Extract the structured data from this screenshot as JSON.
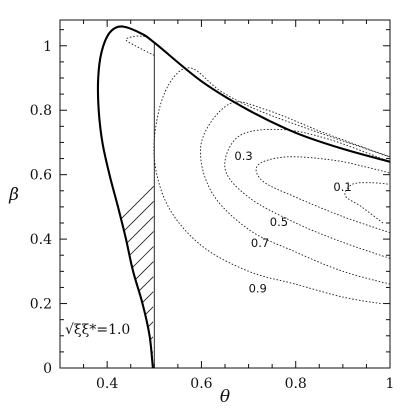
{
  "chart_data": {
    "type": "line",
    "title": "",
    "xlabel": "θ",
    "ylabel": "β",
    "xlim": [
      0.3,
      1.0
    ],
    "ylim": [
      0,
      1.08
    ],
    "x_ticks": [
      0.4,
      0.6,
      0.8,
      1.0
    ],
    "x_tick_labels": [
      "0.4",
      "0.6",
      "0.8",
      "1"
    ],
    "y_ticks": [
      0,
      0.2,
      0.4,
      0.6,
      0.8,
      1.0
    ],
    "y_tick_labels": [
      "0",
      "0.2",
      "0.4",
      "0.6",
      "0.8",
      "1"
    ],
    "grid": false,
    "legend": "none",
    "annotation": "√ξξ*=1.0",
    "boundary": {
      "label": "√ξξ*=1.0",
      "points": [
        [
          0.497,
          0.0
        ],
        [
          0.49,
          0.1
        ],
        [
          0.475,
          0.2
        ],
        [
          0.455,
          0.3
        ],
        [
          0.44,
          0.4
        ],
        [
          0.423,
          0.5
        ],
        [
          0.405,
          0.6
        ],
        [
          0.39,
          0.7
        ],
        [
          0.382,
          0.8
        ],
        [
          0.381,
          0.9
        ],
        [
          0.388,
          0.98
        ],
        [
          0.405,
          1.04
        ],
        [
          0.43,
          1.06
        ],
        [
          0.47,
          1.04
        ],
        [
          0.5,
          1.01
        ],
        [
          0.6,
          0.89
        ],
        [
          0.7,
          0.8
        ],
        [
          0.8,
          0.73
        ],
        [
          0.9,
          0.68
        ],
        [
          1.0,
          0.64
        ]
      ]
    },
    "hatched_region": {
      "theta_max": 0.5,
      "points": [
        [
          0.497,
          0.0
        ],
        [
          0.49,
          0.1
        ],
        [
          0.475,
          0.2
        ],
        [
          0.455,
          0.3
        ],
        [
          0.44,
          0.4
        ],
        [
          0.423,
          0.5
        ],
        [
          0.405,
          0.6
        ],
        [
          0.39,
          0.7
        ],
        [
          0.382,
          0.8
        ],
        [
          0.381,
          0.9
        ],
        [
          0.388,
          0.98
        ],
        [
          0.405,
          1.04
        ],
        [
          0.43,
          1.06
        ],
        [
          0.47,
          1.04
        ],
        [
          0.5,
          1.01
        ]
      ]
    },
    "contours": [
      {
        "label": "0.1",
        "label_at": [
          0.88,
          0.55
        ],
        "points": [
          [
            0.985,
            0.45
          ],
          [
            0.94,
            0.5
          ],
          [
            0.905,
            0.535
          ],
          [
            0.92,
            0.57
          ],
          [
            0.96,
            0.575
          ],
          [
            1.0,
            0.57
          ]
        ]
      },
      {
        "label": "0.3",
        "label_at": [
          0.67,
          0.645
        ],
        "points": [
          [
            1.0,
            0.42
          ],
          [
            0.9,
            0.47
          ],
          [
            0.8,
            0.53
          ],
          [
            0.73,
            0.58
          ],
          [
            0.72,
            0.63
          ],
          [
            0.78,
            0.655
          ],
          [
            0.88,
            0.645
          ],
          [
            0.96,
            0.62
          ],
          [
            1.0,
            0.605
          ]
        ]
      },
      {
        "label": "0.5",
        "label_at": [
          0.745,
          0.44
        ],
        "points": [
          [
            1.0,
            0.34
          ],
          [
            0.9,
            0.39
          ],
          [
            0.8,
            0.45
          ],
          [
            0.7,
            0.53
          ],
          [
            0.65,
            0.62
          ],
          [
            0.68,
            0.72
          ],
          [
            0.77,
            0.74
          ],
          [
            0.87,
            0.71
          ],
          [
            1.0,
            0.64
          ]
        ]
      },
      {
        "label": "0.7",
        "label_at": [
          0.705,
          0.375
        ],
        "points": [
          [
            1.0,
            0.26
          ],
          [
            0.9,
            0.3
          ],
          [
            0.8,
            0.36
          ],
          [
            0.7,
            0.43
          ],
          [
            0.62,
            0.55
          ],
          [
            0.6,
            0.7
          ],
          [
            0.66,
            0.82
          ],
          [
            0.74,
            0.8
          ],
          [
            0.86,
            0.73
          ],
          [
            1.0,
            0.655
          ]
        ]
      },
      {
        "label": "0.9",
        "label_at": [
          0.7,
          0.235
        ],
        "points": [
          [
            0.98,
            0.2
          ],
          [
            0.9,
            0.22
          ],
          [
            0.8,
            0.26
          ],
          [
            0.7,
            0.3
          ],
          [
            0.6,
            0.38
          ],
          [
            0.53,
            0.5
          ],
          [
            0.5,
            0.65
          ],
          [
            0.51,
            0.8
          ],
          [
            0.54,
            0.9
          ],
          [
            0.58,
            0.93
          ],
          [
            0.64,
            0.86
          ],
          [
            0.72,
            0.8
          ],
          [
            0.85,
            0.73
          ],
          [
            1.0,
            0.655
          ]
        ]
      },
      {
        "label": "",
        "label_at": null,
        "points": [
          [
            0.5,
            0.97
          ],
          [
            0.46,
            1.0
          ],
          [
            0.44,
            1.02
          ],
          [
            0.47,
            1.03
          ],
          [
            0.5,
            1.01
          ],
          [
            0.6,
            0.89
          ],
          [
            0.7,
            0.8
          ],
          [
            0.8,
            0.73
          ],
          [
            0.9,
            0.68
          ],
          [
            1.0,
            0.64
          ]
        ]
      }
    ]
  }
}
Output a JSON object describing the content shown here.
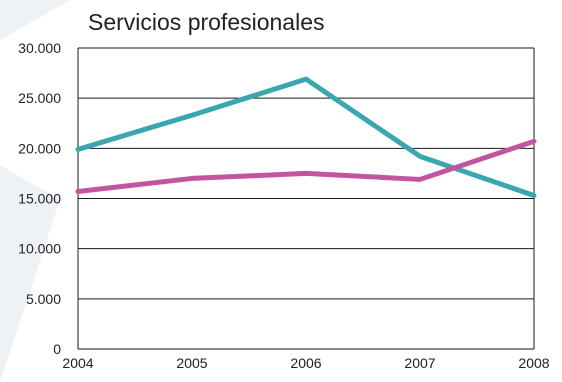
{
  "chart_data": {
    "type": "line",
    "title": "Servicios profesionales",
    "xlabel": "",
    "ylabel": "",
    "x": [
      "2004",
      "2005",
      "2006",
      "2007",
      "2008"
    ],
    "ylim": [
      0,
      30000
    ],
    "yticks": [
      0,
      5000,
      10000,
      15000,
      20000,
      25000,
      30000
    ],
    "ytick_labels": [
      "0",
      "5.000",
      "10.000",
      "15.000",
      "20.000",
      "25.000",
      "30.000"
    ],
    "grid": true,
    "legend": "none",
    "series": [
      {
        "color": "#3aa6ad",
        "values": [
          19900,
          23300,
          26900,
          19200,
          15300
        ]
      },
      {
        "color": "#c2559f",
        "values": [
          15700,
          17000,
          17500,
          16900,
          20700
        ]
      }
    ]
  },
  "background": {
    "shape_color": "#eef2f7"
  }
}
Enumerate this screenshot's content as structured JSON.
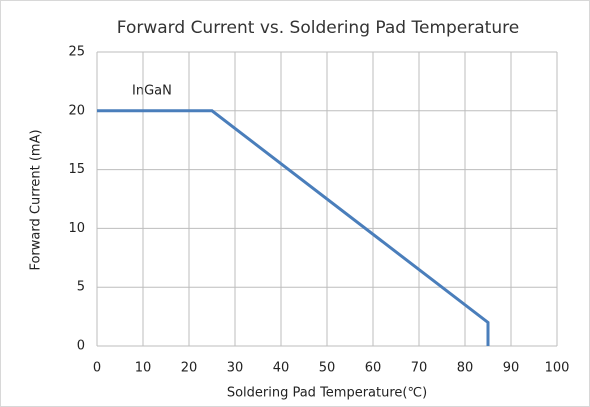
{
  "chart_data": {
    "type": "line",
    "title": "Forward Current  vs. Soldering Pad Temperature",
    "x_label": "Soldering Pad Temperature(℃)",
    "y_label": "Forward Current (mA)",
    "annotation": "InGaN",
    "series": [
      {
        "name": "InGaN",
        "color": "#4a7ebb",
        "x": [
          0,
          25,
          85,
          85
        ],
        "values": [
          20,
          20,
          2,
          0
        ]
      }
    ],
    "xlim": [
      0,
      100
    ],
    "xticks": [
      0,
      10,
      20,
      30,
      40,
      50,
      60,
      70,
      80,
      90,
      100
    ],
    "ylim": [
      0,
      25
    ],
    "yticks": [
      0,
      5,
      10,
      15,
      20,
      25
    ],
    "grid": true
  }
}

→ AIM OF THE TASK
Give back the entries verbatim. Do not include any picture.

→ EXERCISE RESPONSE
Extract the structured data from this screenshot as JSON.
{
  "chart_data": {
    "type": "line",
    "title": "",
    "xlabel": "θ",
    "ylabel": "β",
    "xlim": [
      0.3,
      1.0
    ],
    "ylim": [
      0,
      1.08
    ],
    "x_ticks": [
      0.4,
      0.6,
      0.8,
      1.0
    ],
    "x_tick_labels": [
      "0.4",
      "0.6",
      "0.8",
      "1"
    ],
    "y_ticks": [
      0,
      0.2,
      0.4,
      0.6,
      0.8,
      1.0
    ],
    "y_tick_labels": [
      "0",
      "0.2",
      "0.4",
      "0.6",
      "0.8",
      "1"
    ],
    "grid": false,
    "legend": "none",
    "annotation": "√ξξ*=1.0",
    "boundary": {
      "label": "√ξξ*=1.0",
      "points": [
        [
          0.497,
          0.0
        ],
        [
          0.49,
          0.1
        ],
        [
          0.475,
          0.2
        ],
        [
          0.455,
          0.3
        ],
        [
          0.44,
          0.4
        ],
        [
          0.423,
          0.5
        ],
        [
          0.405,
          0.6
        ],
        [
          0.39,
          0.7
        ],
        [
          0.382,
          0.8
        ],
        [
          0.381,
          0.9
        ],
        [
          0.388,
          0.98
        ],
        [
          0.405,
          1.04
        ],
        [
          0.43,
          1.06
        ],
        [
          0.47,
          1.04
        ],
        [
          0.5,
          1.01
        ],
        [
          0.6,
          0.89
        ],
        [
          0.7,
          0.8
        ],
        [
          0.8,
          0.73
        ],
        [
          0.9,
          0.68
        ],
        [
          1.0,
          0.64
        ]
      ]
    },
    "hatched_region": {
      "theta_max": 0.5,
      "points": [
        [
          0.497,
          0.0
        ],
        [
          0.49,
          0.1
        ],
        [
          0.475,
          0.2
        ],
        [
          0.455,
          0.3
        ],
        [
          0.44,
          0.4
        ],
        [
          0.423,
          0.5
        ],
        [
          0.405,
          0.6
        ],
        [
          0.39,
          0.7
        ],
        [
          0.382,
          0.8
        ],
        [
          0.381,
          0.9
        ],
        [
          0.388,
          0.98
        ],
        [
          0.405,
          1.04
        ],
        [
          0.43,
          1.06
        ],
        [
          0.47,
          1.04
        ],
        [
          0.5,
          1.01
        ]
      ]
    },
    "contours": [
      {
        "label": "0.1",
        "label_at": [
          0.88,
          0.55
        ],
        "points": [
          [
            0.985,
            0.45
          ],
          [
            0.94,
            0.5
          ],
          [
            0.905,
            0.535
          ],
          [
            0.92,
            0.57
          ],
          [
            0.96,
            0.575
          ],
          [
            1.0,
            0.57
          ]
        ]
      },
      {
        "label": "0.3",
        "label_at": [
          0.67,
          0.645
        ],
        "points": [
          [
            1.0,
            0.42
          ],
          [
            0.9,
            0.47
          ],
          [
            0.8,
            0.53
          ],
          [
            0.73,
            0.58
          ],
          [
            0.72,
            0.63
          ],
          [
            0.78,
            0.655
          ],
          [
            0.88,
            0.645
          ],
          [
            0.96,
            0.62
          ],
          [
            1.0,
            0.605
          ]
        ]
      },
      {
        "label": "0.5",
        "label_at": [
          0.745,
          0.44
        ],
        "points": [
          [
            1.0,
            0.34
          ],
          [
            0.9,
            0.39
          ],
          [
            0.8,
            0.45
          ],
          [
            0.7,
            0.53
          ],
          [
            0.65,
            0.62
          ],
          [
            0.68,
            0.72
          ],
          [
            0.77,
            0.74
          ],
          [
            0.87,
            0.71
          ],
          [
            1.0,
            0.64
          ]
        ]
      },
      {
        "label": "0.7",
        "label_at": [
          0.705,
          0.375
        ],
        "points": [
          [
            1.0,
            0.26
          ],
          [
            0.9,
            0.3
          ],
          [
            0.8,
            0.36
          ],
          [
            0.7,
            0.43
          ],
          [
            0.62,
            0.55
          ],
          [
            0.6,
            0.7
          ],
          [
            0.66,
            0.82
          ],
          [
            0.74,
            0.8
          ],
          [
            0.86,
            0.73
          ],
          [
            1.0,
            0.655
          ]
        ]
      },
      {
        "label": "0.9",
        "label_at": [
          0.7,
          0.235
        ],
        "points": [
          [
            0.98,
            0.2
          ],
          [
            0.9,
            0.22
          ],
          [
            0.8,
            0.26
          ],
          [
            0.7,
            0.3
          ],
          [
            0.6,
            0.38
          ],
          [
            0.53,
            0.5
          ],
          [
            0.5,
            0.65
          ],
          [
            0.51,
            0.8
          ],
          [
            0.54,
            0.9
          ],
          [
            0.58,
            0.93
          ],
          [
            0.64,
            0.86
          ],
          [
            0.72,
            0.8
          ],
          [
            0.85,
            0.73
          ],
          [
            1.0,
            0.655
          ]
        ]
      },
      {
        "label": "",
        "label_at": null,
        "points": [
          [
            0.5,
            0.97
          ],
          [
            0.46,
            1.0
          ],
          [
            0.44,
            1.02
          ],
          [
            0.47,
            1.03
          ],
          [
            0.5,
            1.01
          ],
          [
            0.6,
            0.89
          ],
          [
            0.7,
            0.8
          ],
          [
            0.8,
            0.73
          ],
          [
            0.9,
            0.68
          ],
          [
            1.0,
            0.64
          ]
        ]
      }
    ]
  }
}
Output a JSON object describing the content shown here.
{
  "chart_data": {
    "type": "line",
    "title": "Servicios profesionales",
    "xlabel": "",
    "ylabel": "",
    "x": [
      "2004",
      "2005",
      "2006",
      "2007",
      "2008"
    ],
    "ylim": [
      0,
      30000
    ],
    "yticks": [
      0,
      5000,
      10000,
      15000,
      20000,
      25000,
      30000
    ],
    "ytick_labels": [
      "0",
      "5.000",
      "10.000",
      "15.000",
      "20.000",
      "25.000",
      "30.000"
    ],
    "grid": true,
    "legend": "none",
    "series": [
      {
        "color": "#3aa6ad",
        "values": [
          19900,
          23300,
          26900,
          19200,
          15300
        ]
      },
      {
        "color": "#c2559f",
        "values": [
          15700,
          17000,
          17500,
          16900,
          20700
        ]
      }
    ]
  },
  "background": {
    "shape_color": "#eef2f7"
  }
}
Enumerate this screenshot's content as structured JSON.
{
  "chart_data": {
    "type": "line",
    "title": "Forward Current  vs. Soldering Pad Temperature",
    "x_label": "Soldering Pad Temperature(℃)",
    "y_label": "Forward Current (mA)",
    "annotation": "InGaN",
    "series": [
      {
        "name": "InGaN",
        "color": "#4a7ebb",
        "x": [
          0,
          25,
          85,
          85
        ],
        "values": [
          20,
          20,
          2,
          0
        ]
      }
    ],
    "xlim": [
      0,
      100
    ],
    "xticks": [
      0,
      10,
      20,
      30,
      40,
      50,
      60,
      70,
      80,
      90,
      100
    ],
    "ylim": [
      0,
      25
    ],
    "yticks": [
      0,
      5,
      10,
      15,
      20,
      25
    ],
    "grid": true
  }
}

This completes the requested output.